_Dataset items_
____________

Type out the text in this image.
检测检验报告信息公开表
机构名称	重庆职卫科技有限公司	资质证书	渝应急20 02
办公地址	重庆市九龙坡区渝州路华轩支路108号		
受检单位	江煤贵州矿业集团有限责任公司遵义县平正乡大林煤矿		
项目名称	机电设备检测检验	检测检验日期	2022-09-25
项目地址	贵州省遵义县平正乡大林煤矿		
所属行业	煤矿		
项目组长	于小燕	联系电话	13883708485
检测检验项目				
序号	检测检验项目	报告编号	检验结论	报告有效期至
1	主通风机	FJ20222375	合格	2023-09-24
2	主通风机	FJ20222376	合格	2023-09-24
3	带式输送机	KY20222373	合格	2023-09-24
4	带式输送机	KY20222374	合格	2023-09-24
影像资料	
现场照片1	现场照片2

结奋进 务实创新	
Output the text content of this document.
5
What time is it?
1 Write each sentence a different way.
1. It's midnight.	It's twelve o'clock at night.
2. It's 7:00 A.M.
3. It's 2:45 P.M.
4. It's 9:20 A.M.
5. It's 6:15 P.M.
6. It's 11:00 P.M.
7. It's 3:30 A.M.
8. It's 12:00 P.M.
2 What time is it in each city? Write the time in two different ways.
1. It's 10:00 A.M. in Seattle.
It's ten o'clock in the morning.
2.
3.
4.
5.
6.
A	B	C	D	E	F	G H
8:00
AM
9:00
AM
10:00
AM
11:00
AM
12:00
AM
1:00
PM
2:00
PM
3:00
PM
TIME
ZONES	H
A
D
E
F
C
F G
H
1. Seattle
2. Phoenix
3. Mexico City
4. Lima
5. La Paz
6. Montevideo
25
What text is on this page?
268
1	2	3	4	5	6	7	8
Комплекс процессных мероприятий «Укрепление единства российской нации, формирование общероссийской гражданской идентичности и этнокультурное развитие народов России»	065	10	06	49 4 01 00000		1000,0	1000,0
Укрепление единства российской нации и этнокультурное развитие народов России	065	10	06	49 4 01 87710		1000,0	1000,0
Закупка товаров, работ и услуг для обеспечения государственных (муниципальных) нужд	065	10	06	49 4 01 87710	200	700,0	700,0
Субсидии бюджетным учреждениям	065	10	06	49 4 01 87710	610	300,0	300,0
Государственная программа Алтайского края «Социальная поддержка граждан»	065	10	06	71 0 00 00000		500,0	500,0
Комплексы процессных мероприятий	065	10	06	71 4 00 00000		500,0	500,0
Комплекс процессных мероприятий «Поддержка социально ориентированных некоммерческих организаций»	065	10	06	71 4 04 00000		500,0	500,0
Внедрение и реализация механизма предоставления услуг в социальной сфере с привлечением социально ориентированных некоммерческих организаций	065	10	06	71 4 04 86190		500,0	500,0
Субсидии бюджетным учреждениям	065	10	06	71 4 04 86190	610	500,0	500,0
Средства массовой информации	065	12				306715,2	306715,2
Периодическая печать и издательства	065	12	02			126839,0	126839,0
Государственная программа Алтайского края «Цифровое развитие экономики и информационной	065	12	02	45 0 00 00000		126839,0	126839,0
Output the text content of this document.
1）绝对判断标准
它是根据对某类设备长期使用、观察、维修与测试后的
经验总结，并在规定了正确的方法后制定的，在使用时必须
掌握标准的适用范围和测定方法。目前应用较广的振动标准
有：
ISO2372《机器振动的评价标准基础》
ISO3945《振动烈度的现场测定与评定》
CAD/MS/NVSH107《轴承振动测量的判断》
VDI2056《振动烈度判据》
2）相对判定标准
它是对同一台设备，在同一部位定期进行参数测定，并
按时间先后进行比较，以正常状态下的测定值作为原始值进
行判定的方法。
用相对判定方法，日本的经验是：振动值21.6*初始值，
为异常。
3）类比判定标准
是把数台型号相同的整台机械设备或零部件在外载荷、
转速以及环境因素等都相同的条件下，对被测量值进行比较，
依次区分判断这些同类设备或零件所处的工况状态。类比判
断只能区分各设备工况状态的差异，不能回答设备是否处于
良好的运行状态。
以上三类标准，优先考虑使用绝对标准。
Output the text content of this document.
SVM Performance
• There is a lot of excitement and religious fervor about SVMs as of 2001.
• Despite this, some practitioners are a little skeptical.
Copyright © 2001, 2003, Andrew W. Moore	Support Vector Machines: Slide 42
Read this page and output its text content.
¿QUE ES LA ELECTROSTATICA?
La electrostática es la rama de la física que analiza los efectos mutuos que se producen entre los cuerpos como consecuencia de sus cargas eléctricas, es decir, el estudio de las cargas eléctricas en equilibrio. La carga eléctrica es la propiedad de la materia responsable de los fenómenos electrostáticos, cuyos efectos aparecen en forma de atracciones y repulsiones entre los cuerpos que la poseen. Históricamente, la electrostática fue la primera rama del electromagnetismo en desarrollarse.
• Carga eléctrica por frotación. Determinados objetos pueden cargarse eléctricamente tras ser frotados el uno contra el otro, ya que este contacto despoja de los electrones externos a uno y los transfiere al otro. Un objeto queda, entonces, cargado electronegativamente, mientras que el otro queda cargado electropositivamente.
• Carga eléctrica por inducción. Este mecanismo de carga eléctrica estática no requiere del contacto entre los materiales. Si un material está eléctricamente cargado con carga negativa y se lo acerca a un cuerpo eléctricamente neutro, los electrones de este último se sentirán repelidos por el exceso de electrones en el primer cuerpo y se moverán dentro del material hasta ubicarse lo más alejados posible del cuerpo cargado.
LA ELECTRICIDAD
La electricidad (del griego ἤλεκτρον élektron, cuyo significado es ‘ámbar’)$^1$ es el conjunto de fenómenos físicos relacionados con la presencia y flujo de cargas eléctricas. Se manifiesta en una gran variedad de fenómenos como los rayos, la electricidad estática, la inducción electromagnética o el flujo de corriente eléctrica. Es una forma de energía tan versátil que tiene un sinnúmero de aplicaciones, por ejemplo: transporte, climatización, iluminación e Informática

____________

_WHAT TO DO_
Filter the records, keeping only lines that contain "different", and show those lines.

_ANSWER TO THE EXERCISE_
1 Write each sentence a different way.
2 What time is it in each city? Write the time in two different ways.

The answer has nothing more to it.